— start Input —

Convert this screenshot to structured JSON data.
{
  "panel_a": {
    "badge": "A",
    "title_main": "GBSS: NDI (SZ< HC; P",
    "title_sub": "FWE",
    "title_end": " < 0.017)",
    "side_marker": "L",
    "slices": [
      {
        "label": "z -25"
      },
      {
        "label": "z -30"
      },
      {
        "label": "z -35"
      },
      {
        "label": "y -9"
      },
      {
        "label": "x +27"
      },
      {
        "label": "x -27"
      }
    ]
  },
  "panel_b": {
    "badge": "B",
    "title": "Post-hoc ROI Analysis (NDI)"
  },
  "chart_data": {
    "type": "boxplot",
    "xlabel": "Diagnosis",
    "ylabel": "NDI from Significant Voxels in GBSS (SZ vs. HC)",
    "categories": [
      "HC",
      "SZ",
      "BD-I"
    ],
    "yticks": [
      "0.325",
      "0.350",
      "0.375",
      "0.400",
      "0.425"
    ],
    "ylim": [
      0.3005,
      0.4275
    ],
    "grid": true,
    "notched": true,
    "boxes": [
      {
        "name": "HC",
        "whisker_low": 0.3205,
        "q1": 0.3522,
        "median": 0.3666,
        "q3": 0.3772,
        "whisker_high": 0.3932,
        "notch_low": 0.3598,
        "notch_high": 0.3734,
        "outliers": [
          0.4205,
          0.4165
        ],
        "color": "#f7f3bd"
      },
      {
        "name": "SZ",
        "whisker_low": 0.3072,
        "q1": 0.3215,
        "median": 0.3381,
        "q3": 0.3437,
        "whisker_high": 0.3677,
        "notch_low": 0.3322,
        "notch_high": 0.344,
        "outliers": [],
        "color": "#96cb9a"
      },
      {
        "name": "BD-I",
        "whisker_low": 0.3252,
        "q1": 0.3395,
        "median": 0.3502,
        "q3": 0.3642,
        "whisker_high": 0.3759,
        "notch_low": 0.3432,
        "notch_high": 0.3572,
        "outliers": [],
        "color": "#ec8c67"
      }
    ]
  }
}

— end Input —

Exercise: Type out the material again exactly as presented.

Response to the exercise:
Convert this screenshot to structured JSON data.
{
  "panel_a": {
    "badge": "A",
    "title_main": "GBSS: NDI (SZ< HC; P",
    "title_sub": "FWE",
    "title_end": " < 0.017)",
    "side_marker": "L",
    "slices": [
      {
        "label": "z -25"
      },
      {
        "label": "z -30"
      },
      {
        "label": "z -35"
      },
      {
        "label": "y -9"
      },
      {
        "label": "x +27"
      },
      {
        "label": "x -27"
      }
    ]
  },
  "panel_b": {
    "badge": "B",
    "title": "Post-hoc ROI Analysis (NDI)"
  },
  "chart_data": {
    "type": "boxplot",
    "xlabel": "Diagnosis",
    "ylabel": "NDI from Significant Voxels in GBSS (SZ vs. HC)",
    "categories": [
      "HC",
      "SZ",
      "BD-I"
    ],
    "yticks": [
      "0.325",
      "0.350",
      "0.375",
      "0.400",
      "0.425"
    ],
    "ylim": [
      0.3005,
      0.4275
    ],
    "grid": true,
    "notched": true,
    "boxes": [
      {
        "name": "HC",
        "whisker_low": 0.3205,
        "q1": 0.3522,
        "median": 0.3666,
        "q3": 0.3772,
        "whisker_high": 0.3932,
        "notch_low": 0.3598,
        "notch_high": 0.3734,
        "outliers": [
          0.4205,
          0.4165
        ],
        "color": "#f7f3bd"
      },
      {
        "name": "SZ",
        "whisker_low": 0.3072,
        "q1": 0.3215,
        "median": 0.3381,
        "q3": 0.3437,
        "whisker_high": 0.3677,
        "notch_low": 0.3322,
        "notch_high": 0.344,
        "outliers": [],
        "color": "#96cb9a"
      },
      {
        "name": "BD-I",
        "whisker_low": 0.3252,
        "q1": 0.3395,
        "median": 0.3502,
        "q3": 0.3642,
        "whisker_high": 0.3759,
        "notch_low": 0.3432,
        "notch_high": 0.3572,
        "outliers": [],
        "color": "#ec8c67"
      }
    ]
  }
}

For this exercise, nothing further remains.